What you have to do = Can you find the lines of the listing that include "HCO₃" and copy every one?

Raw records =
━━━━━━━━━━━━━━━━━━━━━━━━━━━━━━

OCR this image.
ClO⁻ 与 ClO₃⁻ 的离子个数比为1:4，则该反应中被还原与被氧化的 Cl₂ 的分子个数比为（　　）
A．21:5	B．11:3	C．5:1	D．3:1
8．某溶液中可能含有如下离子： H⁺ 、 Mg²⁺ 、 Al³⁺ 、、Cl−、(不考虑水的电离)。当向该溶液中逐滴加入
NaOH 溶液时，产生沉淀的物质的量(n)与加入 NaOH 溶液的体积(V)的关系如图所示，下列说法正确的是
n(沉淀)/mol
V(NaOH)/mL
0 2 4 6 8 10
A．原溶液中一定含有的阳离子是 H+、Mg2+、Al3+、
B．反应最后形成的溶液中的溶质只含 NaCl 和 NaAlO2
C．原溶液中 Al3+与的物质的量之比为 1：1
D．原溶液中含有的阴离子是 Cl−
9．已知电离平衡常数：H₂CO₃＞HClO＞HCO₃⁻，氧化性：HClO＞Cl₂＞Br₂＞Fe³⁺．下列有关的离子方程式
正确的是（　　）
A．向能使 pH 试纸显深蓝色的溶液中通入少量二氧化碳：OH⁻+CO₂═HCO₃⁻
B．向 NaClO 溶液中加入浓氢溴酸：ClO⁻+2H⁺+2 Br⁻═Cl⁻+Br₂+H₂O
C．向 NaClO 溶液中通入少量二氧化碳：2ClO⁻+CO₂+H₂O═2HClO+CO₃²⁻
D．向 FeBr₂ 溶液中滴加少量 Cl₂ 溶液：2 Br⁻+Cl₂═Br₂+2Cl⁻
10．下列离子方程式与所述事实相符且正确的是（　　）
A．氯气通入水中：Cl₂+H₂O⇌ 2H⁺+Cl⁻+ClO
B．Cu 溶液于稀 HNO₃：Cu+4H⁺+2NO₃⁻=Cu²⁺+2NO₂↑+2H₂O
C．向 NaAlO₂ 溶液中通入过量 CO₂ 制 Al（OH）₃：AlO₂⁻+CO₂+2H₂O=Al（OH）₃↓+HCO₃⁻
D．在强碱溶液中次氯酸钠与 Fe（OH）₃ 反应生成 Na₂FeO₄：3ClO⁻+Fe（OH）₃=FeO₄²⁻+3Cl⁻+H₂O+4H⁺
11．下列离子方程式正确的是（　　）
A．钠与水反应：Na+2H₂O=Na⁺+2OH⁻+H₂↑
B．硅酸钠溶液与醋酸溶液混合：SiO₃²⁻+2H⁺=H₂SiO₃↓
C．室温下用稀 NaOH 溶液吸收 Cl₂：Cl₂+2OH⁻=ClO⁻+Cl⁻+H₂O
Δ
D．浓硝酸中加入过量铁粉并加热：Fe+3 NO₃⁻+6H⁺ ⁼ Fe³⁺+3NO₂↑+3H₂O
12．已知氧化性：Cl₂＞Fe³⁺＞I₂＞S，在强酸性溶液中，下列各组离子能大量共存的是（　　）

━━━━━━━━━━━━━━━━━━━━━━━━━━━━━━

Final answer =
9．已知电离平衡常数：H₂CO₃＞HClO＞HCO₃⁻，氧化性：HClO＞Cl₂＞Br₂＞Fe³⁺．下列有关的离子方程式
A．向能使 pH 试纸显深蓝色的溶液中通入少量二氧化碳：OH⁻+CO₂═HCO₃⁻
C．向 NaAlO₂ 溶液中通入过量 CO₂ 制 Al（OH）₃：AlO₂⁻+CO₂+2H₂O=Al（OH）₃↓+HCO₃⁻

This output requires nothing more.